Problem |
Return every entry below exactly as written, minus the pictures.

Document page entries with text:

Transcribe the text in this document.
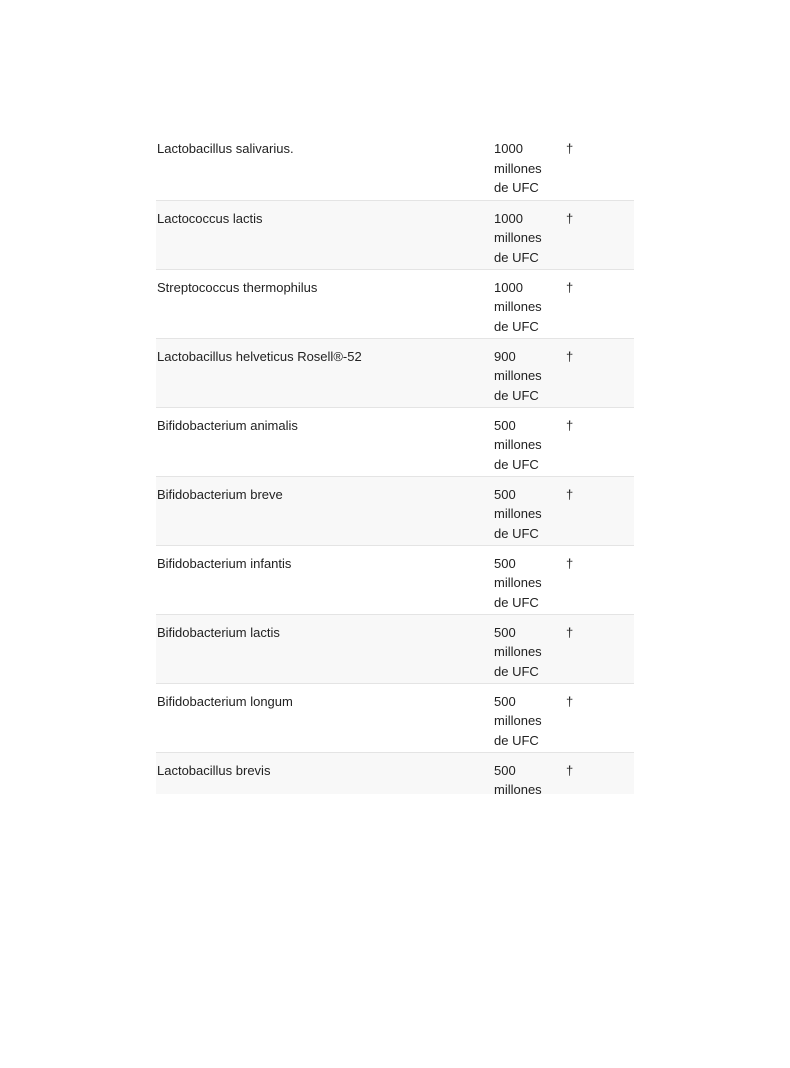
Lactobacillus salivarius.	1000 millones de UFC	†
Lactococcus lactis	1000 millones de UFC	†
Streptococcus thermophilus	1000 millones de UFC	†
Lactobacillus helveticus Rosell®-52	900 millones de UFC	†
Bifidobacterium animalis	500 millones de UFC	†
Bifidobacterium breve	500 millones de UFC	†
Bifidobacterium infantis	500 millones de UFC	†
Bifidobacterium lactis	500 millones de UFC	†
Bifidobacterium longum	500 millones de UFC	†
Lactobacillus brevis	500 millones	†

Response |
Transcribe the text in this document.
Lactobacillus salivarius.	1000 millones de UFC	†
Lactococcus lactis	1000 millones de UFC	†
Streptococcus thermophilus	1000 millones de UFC	†
Lactobacillus helveticus Rosell®-52	900 millones de UFC	†
Bifidobacterium animalis	500 millones de UFC	†
Bifidobacterium breve	500 millones de UFC	†
Bifidobacterium infantis	500 millones de UFC	†
Bifidobacterium lactis	500 millones de UFC	†
Bifidobacterium longum	500 millones de UFC	†
Lactobacillus brevis	500 millones	†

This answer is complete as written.